Royal Navy Sailors celebrating, 1801 (Thomas Rowlandson)

    It is human nature to try to categorize the sides of a war as “us” and “them”.  Those on “our side” are glorified, while participants on the other side are vilified.  In reality, conflict is often made up of different shades of grey.  Take for instance the strange events of August 1, 1813 at the mouth of the Chazy River in New York State along with western shores of Lake Champlain.

A British expedition under Lt. Col. John Murray set sail from Isle aux Noix, Lower Canada in late July to destroy American military infrastructure in Plattsburgh, NY and possibly entice the depleted U.S. Naval force on the lake into battle.   Components of this force spread out to seize schooners that could be converted to vessels of war and to strip lakeshore communities of military material.

When the British arrived at the mouth of the Chazy River, Murray issued a proclamation stating that if the population along the lake remained peaceful, their private property would be respected.   After this the British force continued on to capture and occupy Plattsburgh, destroying the various military installations there.  The following day, a British schooner, carrying the British baggage, and a Gunboat appeared back at Chazy River.

* * *

§ **Jobs**:
• a. Answer these from the passage about the 1813 Lake Champlain raid:
(i) From where did the British expedition set sail?
(ii) What did Murray's proclamation promise the people along the lake if they stayed peaceful?
(iii) What showed up back at the Chazy River the day after the British moved on toward Plattsburgh?
• b. Carry on the passage about the 1813 Lake Champlain raid, picking up right after its last sentence.

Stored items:
* * *

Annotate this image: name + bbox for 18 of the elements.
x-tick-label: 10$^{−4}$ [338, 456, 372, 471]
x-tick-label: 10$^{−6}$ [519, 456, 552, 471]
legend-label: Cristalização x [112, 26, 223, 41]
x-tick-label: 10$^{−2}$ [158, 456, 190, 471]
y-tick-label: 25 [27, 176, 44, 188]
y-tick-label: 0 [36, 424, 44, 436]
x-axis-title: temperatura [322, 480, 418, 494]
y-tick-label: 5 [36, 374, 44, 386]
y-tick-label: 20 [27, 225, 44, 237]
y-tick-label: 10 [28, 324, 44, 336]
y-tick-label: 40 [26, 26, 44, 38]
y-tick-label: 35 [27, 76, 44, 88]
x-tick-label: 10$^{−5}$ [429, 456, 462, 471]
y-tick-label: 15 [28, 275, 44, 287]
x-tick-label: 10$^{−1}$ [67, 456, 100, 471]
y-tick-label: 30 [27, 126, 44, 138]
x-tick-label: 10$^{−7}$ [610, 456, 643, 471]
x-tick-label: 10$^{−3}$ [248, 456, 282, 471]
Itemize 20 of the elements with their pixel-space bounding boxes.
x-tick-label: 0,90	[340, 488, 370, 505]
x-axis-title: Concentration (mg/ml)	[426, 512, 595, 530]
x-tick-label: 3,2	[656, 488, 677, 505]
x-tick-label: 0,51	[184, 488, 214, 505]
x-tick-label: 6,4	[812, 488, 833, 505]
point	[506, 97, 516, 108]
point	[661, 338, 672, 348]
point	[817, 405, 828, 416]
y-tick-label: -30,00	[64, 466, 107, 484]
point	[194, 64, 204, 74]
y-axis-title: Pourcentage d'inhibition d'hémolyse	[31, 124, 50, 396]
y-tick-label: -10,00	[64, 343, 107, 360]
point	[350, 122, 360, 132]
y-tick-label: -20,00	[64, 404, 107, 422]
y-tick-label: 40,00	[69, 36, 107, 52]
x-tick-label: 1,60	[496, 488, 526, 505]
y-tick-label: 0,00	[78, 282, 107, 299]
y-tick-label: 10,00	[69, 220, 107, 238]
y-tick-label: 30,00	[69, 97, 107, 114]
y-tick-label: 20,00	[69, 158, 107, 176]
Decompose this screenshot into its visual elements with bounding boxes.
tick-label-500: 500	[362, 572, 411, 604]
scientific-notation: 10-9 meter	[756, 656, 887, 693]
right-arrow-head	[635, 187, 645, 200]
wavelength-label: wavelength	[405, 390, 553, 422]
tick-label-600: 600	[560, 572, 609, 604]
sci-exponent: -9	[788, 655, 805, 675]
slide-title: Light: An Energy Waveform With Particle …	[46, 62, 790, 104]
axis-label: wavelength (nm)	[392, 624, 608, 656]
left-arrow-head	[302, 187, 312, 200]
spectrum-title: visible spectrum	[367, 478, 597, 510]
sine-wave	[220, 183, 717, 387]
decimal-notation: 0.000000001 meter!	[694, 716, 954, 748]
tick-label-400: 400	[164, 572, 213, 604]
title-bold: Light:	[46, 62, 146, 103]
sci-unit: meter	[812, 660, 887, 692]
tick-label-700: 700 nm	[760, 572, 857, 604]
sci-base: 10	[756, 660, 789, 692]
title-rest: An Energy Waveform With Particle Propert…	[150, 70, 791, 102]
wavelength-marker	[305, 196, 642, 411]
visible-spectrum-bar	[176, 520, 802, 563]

* * *

§ **Responses**:
• a.
(i) Isle aux Noix, Lower Canada
(ii) Their private property would be respected.
(iii) A British schooner carrying the British baggage, and a gunboat

• b.
Without ceremony, Royal Navy sailors entered the store of Matthew Sax and seized his inventory as the rightful prizes of war.  Over the next hour potash, bars of iron, ropes, etc. were loaded onto the schooner, packing it beyond capacity, and causing the vessel to take on water.  Soon after another British schooner appeared on the scene under the command of Lieutenant Criswick.  Taking stock of the situation, Criswick ordered goods to be unloaded from the leaking schooner and placed on his vessel, then all set sail for home.

Furious that he had lost $2500.00 in inventory to the British even though Murray had promised the protection of private property, Matthew Sax wrote British officials to complain.   One would expect such a plea would fall on deaf ears, however Sax had an Ace up his sleeve. He had married a Canadian girl and his father-in-law, William Johnson Holt, was the chief beef supplier to the British Army.  Situated in Missisquoi Bay, Holt traded in smuggled cattle from Vermont and carried great influence over the military officials in Lower Canada.

 An inquiry was immediately launched, and the goods seized from Sax were located at Isle aux Noix.  Unwilling to part with their prizes, the navy put up a fuzz about the release the goods without compensation.  To settle the matter the Government acquired the disputed booty, and compensated Sax for his loss, bringing the embarrassingly awkward situation to a close.  In this case, a straight forward act of plunder in a time of war, was anything but.

1814 Plan of Naval and Military Base at Isle aux Noix (LAC)



Library and Archives Canada, Record Group 8, Series I, vol. 680, p. 10-20.

Further Reading

For more on Murray’s Raid see here.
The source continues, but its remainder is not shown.